==== Information shown ====

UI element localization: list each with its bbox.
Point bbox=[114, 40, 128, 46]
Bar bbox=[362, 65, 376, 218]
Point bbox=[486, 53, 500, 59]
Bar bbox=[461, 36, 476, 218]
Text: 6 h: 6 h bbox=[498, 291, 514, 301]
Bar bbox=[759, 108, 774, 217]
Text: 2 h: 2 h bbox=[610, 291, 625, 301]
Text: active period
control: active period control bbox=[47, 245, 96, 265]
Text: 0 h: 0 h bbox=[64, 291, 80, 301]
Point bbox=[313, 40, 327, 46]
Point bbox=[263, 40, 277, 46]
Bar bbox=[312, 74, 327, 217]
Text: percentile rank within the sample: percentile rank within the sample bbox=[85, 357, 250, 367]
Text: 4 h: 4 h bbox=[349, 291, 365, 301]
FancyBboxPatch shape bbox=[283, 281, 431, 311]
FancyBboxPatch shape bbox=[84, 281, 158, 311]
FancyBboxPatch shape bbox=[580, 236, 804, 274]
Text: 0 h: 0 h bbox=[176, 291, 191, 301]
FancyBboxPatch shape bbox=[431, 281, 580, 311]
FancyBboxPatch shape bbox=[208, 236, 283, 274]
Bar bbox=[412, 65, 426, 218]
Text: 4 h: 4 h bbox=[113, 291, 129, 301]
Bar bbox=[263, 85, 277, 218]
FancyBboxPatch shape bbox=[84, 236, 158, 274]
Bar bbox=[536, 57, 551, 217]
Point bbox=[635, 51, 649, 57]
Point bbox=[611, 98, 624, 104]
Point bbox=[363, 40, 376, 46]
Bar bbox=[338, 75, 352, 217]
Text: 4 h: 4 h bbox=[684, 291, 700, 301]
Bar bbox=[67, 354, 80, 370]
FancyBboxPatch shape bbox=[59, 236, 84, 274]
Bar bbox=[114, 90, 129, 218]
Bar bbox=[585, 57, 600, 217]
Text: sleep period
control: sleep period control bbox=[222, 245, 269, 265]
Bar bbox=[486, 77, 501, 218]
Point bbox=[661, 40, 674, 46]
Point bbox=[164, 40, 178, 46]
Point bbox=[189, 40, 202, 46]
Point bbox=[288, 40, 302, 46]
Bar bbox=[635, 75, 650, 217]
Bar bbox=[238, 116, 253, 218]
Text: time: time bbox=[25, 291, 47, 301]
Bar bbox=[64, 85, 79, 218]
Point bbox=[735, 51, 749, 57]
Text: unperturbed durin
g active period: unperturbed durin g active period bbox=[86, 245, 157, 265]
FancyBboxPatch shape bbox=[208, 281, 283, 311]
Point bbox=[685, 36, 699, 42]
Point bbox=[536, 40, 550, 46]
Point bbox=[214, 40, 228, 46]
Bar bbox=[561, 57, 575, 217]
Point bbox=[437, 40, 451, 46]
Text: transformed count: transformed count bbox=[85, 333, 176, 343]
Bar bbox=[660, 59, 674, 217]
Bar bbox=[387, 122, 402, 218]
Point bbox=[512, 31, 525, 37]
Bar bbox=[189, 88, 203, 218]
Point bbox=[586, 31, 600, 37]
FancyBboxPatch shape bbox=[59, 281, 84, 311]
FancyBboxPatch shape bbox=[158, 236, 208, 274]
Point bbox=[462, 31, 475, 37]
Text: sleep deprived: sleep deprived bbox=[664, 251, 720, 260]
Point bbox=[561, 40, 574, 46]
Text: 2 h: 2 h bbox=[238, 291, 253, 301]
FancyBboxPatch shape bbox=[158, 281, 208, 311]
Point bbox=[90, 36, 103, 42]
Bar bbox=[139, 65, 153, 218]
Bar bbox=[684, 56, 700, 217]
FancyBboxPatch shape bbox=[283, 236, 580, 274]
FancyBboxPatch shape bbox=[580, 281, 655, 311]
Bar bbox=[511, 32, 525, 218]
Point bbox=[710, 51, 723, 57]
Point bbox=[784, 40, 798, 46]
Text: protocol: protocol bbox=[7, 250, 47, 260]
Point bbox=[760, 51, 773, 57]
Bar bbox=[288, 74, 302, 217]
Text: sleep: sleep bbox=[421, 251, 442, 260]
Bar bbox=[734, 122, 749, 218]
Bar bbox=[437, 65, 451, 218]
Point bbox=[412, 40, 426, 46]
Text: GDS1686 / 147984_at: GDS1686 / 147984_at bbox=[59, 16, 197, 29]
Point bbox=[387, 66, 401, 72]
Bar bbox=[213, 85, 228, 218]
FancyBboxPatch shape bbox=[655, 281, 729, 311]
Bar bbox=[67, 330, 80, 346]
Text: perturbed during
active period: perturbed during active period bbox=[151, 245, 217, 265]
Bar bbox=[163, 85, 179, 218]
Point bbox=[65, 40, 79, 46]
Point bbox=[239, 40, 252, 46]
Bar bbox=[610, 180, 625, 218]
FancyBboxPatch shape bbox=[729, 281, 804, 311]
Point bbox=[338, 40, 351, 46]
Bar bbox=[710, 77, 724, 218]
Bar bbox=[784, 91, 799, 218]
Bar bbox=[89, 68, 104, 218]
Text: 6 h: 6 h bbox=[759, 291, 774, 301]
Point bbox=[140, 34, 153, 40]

====
==== Information shown ====

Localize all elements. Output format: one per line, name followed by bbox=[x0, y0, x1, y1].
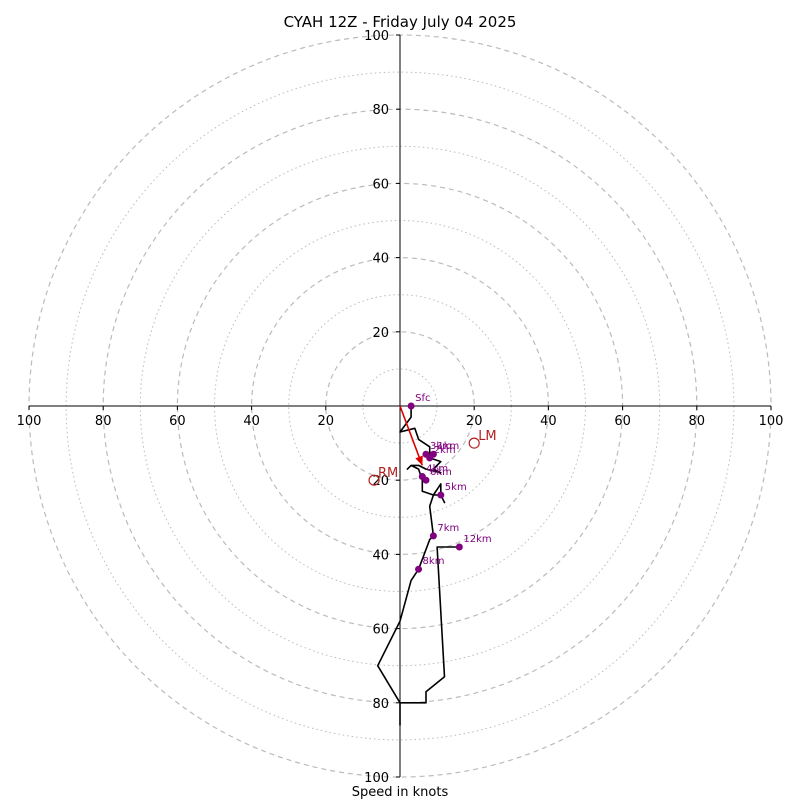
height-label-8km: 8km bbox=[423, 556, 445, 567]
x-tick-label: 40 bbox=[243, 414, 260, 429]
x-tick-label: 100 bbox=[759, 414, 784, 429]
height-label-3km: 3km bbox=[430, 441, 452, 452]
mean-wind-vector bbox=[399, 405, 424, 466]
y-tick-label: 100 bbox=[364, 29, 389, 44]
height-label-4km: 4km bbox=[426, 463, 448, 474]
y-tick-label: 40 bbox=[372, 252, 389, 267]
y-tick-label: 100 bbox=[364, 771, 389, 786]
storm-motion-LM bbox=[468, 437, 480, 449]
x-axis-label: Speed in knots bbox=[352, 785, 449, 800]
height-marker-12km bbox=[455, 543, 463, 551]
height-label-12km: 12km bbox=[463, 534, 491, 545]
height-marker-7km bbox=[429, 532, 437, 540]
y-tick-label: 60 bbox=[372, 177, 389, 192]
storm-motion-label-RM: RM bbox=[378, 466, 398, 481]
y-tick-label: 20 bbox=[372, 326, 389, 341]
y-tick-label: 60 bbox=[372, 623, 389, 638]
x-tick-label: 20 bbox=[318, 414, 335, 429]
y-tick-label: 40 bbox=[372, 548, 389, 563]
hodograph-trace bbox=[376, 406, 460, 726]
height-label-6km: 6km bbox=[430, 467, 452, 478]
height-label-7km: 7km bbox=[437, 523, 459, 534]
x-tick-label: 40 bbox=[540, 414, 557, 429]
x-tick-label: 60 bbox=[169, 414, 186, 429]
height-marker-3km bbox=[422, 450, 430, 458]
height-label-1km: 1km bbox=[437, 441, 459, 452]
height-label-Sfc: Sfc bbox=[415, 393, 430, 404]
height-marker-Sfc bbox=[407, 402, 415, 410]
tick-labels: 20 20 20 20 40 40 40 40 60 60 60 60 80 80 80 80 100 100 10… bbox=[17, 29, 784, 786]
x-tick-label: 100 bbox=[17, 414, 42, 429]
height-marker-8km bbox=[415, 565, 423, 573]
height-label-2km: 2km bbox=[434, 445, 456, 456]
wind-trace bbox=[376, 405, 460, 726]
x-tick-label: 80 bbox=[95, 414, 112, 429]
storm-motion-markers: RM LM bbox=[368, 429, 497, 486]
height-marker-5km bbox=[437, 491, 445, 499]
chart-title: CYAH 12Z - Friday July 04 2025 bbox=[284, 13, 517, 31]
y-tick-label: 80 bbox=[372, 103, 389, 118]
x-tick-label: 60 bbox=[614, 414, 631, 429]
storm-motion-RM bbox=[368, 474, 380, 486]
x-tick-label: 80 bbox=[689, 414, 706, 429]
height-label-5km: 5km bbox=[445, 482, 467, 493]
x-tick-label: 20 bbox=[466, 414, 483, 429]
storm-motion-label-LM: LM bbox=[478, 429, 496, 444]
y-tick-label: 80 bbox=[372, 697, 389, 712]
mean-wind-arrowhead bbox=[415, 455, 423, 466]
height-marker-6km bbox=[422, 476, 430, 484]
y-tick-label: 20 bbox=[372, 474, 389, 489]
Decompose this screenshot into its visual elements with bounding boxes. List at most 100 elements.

====

= What needs to be done =
Copy the data word for word, from the line containing "UI element localization: list" through the line containing "control: active period". Include both of those lines.

= Answer to this task =
UI element localization: list each with its bbox.
Point bbox=[114, 40, 128, 46]
Bar bbox=[362, 65, 376, 218]
Point bbox=[486, 53, 500, 59]
Bar bbox=[461, 36, 476, 218]
Text: 6 h: 6 h bbox=[498, 291, 514, 301]
Bar bbox=[759, 108, 774, 217]
Text: 2 h: 2 h bbox=[610, 291, 625, 301]
Text: active period
control: active period control bbox=[47, 245, 96, 265]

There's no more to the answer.